# Brief:
Locate the lines where "Recording" occurs and copy them as they stand.

[Dataset records]
## Start

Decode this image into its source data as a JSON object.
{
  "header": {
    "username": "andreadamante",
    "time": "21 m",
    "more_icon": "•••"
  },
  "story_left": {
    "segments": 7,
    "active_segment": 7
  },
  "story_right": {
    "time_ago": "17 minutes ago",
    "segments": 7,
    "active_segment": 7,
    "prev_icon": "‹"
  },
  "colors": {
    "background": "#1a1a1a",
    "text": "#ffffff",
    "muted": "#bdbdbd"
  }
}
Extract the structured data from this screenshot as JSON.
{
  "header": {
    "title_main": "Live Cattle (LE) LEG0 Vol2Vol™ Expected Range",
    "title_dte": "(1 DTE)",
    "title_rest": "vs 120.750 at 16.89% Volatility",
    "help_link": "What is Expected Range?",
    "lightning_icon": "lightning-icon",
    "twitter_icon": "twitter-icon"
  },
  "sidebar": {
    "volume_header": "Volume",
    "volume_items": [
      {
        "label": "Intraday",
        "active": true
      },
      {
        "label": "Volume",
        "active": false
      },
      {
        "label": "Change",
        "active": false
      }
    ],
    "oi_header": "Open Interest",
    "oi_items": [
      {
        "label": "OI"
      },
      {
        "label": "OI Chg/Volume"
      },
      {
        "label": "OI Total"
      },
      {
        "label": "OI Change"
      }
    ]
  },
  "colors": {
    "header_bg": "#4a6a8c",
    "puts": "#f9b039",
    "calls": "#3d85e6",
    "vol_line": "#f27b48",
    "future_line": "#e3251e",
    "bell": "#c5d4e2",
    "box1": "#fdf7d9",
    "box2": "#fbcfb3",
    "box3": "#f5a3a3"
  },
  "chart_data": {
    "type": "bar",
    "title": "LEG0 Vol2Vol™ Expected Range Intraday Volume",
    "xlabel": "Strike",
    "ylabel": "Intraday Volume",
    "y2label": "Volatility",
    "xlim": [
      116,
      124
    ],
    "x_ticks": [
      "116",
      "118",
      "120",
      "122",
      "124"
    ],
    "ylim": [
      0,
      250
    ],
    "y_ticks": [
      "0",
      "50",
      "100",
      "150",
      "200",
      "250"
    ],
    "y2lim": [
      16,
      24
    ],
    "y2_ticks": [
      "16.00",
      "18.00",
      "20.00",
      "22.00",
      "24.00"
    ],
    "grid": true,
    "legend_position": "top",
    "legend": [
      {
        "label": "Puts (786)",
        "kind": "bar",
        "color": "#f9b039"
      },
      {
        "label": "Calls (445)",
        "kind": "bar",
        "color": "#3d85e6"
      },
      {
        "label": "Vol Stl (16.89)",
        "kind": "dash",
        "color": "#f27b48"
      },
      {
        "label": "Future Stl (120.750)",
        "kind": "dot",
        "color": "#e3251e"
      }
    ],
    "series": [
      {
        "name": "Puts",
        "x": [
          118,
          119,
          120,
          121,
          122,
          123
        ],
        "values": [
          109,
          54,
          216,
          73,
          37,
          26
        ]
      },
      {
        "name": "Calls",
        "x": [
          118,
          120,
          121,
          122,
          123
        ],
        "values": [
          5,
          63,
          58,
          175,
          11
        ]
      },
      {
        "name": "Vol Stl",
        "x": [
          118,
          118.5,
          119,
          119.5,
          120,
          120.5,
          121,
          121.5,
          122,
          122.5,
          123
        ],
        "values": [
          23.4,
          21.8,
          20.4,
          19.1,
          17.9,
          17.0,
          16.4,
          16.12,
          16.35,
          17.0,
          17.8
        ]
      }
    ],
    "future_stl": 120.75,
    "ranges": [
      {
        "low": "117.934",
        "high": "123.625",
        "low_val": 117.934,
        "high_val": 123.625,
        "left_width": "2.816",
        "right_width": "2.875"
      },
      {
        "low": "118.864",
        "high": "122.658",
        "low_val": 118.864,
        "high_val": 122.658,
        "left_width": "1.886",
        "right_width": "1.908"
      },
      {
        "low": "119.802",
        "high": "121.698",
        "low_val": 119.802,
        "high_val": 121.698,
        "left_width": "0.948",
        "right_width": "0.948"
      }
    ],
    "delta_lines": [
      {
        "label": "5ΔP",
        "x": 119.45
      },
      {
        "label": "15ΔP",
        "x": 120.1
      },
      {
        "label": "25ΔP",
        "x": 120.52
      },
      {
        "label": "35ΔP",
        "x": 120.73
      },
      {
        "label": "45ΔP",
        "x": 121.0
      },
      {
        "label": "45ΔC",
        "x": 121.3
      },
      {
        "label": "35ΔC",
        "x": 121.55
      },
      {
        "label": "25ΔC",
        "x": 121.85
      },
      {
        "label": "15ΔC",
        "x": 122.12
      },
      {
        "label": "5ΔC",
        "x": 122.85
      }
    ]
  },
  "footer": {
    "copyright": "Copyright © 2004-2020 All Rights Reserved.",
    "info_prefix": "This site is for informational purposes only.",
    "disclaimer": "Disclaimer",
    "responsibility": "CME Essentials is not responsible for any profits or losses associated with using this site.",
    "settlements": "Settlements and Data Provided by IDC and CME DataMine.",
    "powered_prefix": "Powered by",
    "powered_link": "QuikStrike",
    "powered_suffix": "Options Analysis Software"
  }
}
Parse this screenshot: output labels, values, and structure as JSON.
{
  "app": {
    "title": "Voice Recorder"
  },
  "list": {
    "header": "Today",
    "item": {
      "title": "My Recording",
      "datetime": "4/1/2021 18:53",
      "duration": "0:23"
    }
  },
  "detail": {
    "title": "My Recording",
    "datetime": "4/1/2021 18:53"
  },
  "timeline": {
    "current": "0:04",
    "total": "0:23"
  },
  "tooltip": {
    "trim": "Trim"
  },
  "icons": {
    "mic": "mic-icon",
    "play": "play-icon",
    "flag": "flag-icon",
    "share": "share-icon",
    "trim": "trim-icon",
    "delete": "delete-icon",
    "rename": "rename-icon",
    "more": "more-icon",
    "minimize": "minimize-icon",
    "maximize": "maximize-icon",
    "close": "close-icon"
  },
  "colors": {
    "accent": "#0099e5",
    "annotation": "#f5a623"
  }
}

## End

# Completed task:
      "title": "My Recording",
    "title": "My Recording",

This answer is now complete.